- **Provided records**
════

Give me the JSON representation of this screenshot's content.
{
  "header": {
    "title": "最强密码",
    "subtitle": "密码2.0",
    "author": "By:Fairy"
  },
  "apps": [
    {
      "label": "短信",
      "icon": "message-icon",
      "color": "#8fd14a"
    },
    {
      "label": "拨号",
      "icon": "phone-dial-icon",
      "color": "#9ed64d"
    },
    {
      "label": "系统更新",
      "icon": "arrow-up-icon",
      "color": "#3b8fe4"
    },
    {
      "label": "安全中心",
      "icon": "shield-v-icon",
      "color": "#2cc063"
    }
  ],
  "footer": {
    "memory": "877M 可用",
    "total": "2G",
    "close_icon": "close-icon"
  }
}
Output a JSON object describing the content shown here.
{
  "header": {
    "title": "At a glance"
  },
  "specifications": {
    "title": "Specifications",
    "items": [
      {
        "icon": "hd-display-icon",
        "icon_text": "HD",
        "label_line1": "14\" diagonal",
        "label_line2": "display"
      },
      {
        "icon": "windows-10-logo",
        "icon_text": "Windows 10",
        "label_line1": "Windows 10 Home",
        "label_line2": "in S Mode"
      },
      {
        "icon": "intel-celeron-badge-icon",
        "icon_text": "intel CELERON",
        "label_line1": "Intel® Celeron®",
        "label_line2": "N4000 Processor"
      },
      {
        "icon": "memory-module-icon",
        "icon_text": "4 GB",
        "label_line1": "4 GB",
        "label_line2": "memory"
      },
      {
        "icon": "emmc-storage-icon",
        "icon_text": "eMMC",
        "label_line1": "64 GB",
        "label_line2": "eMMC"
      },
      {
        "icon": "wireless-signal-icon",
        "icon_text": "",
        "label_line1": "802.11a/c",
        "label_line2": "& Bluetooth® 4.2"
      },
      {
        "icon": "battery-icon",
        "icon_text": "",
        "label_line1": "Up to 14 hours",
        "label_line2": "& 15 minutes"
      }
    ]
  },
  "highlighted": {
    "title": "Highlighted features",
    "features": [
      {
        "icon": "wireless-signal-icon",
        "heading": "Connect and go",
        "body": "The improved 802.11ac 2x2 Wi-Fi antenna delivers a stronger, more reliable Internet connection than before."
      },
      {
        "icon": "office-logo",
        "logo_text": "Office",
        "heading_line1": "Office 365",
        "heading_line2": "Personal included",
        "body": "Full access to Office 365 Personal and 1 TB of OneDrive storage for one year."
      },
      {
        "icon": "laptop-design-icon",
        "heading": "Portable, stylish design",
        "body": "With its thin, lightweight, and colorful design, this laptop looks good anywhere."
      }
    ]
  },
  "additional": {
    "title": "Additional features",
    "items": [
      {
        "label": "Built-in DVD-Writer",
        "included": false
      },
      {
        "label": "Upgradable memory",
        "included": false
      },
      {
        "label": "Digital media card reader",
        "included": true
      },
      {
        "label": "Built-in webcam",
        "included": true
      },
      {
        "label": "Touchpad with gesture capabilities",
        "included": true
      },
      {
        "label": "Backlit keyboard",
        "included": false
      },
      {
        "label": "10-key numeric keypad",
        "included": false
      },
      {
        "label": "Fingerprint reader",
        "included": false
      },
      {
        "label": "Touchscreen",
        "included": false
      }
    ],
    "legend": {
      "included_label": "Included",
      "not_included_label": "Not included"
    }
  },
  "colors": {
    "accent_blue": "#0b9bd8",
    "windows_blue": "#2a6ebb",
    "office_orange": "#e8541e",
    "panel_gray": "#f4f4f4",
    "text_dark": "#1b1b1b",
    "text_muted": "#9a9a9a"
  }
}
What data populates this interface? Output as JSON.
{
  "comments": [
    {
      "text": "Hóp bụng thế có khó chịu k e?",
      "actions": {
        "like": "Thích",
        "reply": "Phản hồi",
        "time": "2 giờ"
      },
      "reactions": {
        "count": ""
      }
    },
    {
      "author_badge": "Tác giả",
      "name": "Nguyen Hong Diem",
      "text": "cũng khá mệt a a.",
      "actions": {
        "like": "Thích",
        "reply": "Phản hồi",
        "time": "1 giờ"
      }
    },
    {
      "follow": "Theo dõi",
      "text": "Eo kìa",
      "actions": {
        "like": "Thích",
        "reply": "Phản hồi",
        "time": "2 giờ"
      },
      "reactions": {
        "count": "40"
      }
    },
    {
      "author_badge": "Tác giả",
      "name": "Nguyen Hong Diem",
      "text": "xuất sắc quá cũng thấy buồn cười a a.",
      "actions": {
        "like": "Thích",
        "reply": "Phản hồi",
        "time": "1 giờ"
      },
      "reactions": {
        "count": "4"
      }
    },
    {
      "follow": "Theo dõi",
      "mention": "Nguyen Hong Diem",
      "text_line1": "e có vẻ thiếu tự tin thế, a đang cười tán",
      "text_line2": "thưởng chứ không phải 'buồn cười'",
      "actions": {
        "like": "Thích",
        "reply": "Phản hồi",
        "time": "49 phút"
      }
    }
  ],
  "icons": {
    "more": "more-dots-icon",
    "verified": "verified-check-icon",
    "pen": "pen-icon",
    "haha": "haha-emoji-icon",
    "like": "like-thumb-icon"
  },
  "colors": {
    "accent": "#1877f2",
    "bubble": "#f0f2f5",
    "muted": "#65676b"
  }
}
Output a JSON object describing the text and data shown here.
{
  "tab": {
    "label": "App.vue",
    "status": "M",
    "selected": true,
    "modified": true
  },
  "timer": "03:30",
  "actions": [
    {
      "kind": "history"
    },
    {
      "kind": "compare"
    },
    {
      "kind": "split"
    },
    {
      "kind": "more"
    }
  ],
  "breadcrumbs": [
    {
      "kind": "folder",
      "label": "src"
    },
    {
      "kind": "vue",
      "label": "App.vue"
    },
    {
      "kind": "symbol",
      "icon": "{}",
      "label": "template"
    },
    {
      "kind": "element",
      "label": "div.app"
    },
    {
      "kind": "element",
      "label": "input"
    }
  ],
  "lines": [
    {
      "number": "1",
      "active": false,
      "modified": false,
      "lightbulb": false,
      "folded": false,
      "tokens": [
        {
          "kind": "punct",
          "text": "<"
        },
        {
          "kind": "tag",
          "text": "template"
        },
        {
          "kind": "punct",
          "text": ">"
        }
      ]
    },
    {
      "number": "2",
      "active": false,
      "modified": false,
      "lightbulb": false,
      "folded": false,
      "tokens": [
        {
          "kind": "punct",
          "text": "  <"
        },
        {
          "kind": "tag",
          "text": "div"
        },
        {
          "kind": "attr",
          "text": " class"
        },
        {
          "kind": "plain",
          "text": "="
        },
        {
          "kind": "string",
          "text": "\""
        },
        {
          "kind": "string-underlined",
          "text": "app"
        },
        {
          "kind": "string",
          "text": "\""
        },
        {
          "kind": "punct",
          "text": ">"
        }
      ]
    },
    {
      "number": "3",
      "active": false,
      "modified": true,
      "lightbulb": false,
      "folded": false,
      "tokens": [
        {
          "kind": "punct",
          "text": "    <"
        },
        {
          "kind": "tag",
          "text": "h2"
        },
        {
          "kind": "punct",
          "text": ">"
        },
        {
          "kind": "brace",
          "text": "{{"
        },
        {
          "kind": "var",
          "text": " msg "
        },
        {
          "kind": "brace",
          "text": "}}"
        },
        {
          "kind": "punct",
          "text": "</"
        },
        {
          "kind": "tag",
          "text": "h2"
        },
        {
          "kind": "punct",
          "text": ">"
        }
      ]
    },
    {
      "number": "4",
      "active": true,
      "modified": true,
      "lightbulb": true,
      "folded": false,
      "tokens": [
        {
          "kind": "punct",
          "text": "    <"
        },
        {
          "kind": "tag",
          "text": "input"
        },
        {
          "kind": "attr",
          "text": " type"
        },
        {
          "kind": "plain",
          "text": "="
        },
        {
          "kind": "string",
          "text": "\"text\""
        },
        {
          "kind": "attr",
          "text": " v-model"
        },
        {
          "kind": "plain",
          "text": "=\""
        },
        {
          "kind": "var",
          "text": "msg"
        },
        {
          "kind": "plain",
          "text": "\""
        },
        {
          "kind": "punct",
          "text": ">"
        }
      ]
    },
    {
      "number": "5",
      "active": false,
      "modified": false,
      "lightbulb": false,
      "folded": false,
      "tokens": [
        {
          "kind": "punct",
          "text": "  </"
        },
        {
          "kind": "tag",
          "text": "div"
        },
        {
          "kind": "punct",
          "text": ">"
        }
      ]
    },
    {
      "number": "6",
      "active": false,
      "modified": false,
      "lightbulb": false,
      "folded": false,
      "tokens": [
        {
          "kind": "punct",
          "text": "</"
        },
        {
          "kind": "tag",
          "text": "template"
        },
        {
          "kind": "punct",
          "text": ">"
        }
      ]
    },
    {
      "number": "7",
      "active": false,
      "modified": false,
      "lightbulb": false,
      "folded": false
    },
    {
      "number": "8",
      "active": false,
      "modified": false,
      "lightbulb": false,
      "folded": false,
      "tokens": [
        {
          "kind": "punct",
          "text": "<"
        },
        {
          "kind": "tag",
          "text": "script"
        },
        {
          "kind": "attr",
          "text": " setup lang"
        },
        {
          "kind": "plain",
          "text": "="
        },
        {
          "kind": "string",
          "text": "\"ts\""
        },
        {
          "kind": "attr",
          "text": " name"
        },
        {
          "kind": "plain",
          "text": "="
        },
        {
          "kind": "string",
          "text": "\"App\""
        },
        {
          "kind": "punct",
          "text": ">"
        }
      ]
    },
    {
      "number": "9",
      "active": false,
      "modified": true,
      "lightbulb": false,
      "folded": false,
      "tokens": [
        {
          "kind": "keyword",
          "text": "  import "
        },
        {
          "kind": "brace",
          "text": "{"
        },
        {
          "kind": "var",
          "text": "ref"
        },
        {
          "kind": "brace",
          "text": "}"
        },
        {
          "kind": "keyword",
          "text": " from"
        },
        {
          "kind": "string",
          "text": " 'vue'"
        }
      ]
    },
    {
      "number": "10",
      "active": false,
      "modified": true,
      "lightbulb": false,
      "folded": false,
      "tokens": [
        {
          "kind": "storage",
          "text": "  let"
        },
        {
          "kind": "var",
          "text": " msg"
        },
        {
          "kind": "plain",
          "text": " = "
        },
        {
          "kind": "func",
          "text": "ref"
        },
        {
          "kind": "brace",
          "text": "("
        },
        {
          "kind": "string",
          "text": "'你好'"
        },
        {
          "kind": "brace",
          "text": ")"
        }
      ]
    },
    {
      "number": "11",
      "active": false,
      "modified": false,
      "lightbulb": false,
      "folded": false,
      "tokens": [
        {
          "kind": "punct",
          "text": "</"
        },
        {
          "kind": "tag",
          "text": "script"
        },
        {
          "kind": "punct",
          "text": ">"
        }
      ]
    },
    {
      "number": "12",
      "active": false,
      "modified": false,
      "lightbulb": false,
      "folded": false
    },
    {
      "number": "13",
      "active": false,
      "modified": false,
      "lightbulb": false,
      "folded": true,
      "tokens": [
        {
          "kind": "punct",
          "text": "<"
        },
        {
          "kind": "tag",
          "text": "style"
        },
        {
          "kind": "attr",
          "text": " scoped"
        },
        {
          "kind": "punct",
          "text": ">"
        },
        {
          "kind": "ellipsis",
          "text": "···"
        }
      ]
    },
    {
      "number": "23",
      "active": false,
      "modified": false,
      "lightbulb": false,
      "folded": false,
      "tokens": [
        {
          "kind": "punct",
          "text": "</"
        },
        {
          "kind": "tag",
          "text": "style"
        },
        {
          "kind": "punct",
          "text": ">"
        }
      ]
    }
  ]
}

════

- **Required work**
In the records above, locate each line with the word "storage". Copy all such lines.

- **Completed exercise**
        "icon": "emmc-storage-icon",
        "body": "Full access to Office 365 Personal and 1 TB of OneDrive storage for one year."
          "kind": "storage",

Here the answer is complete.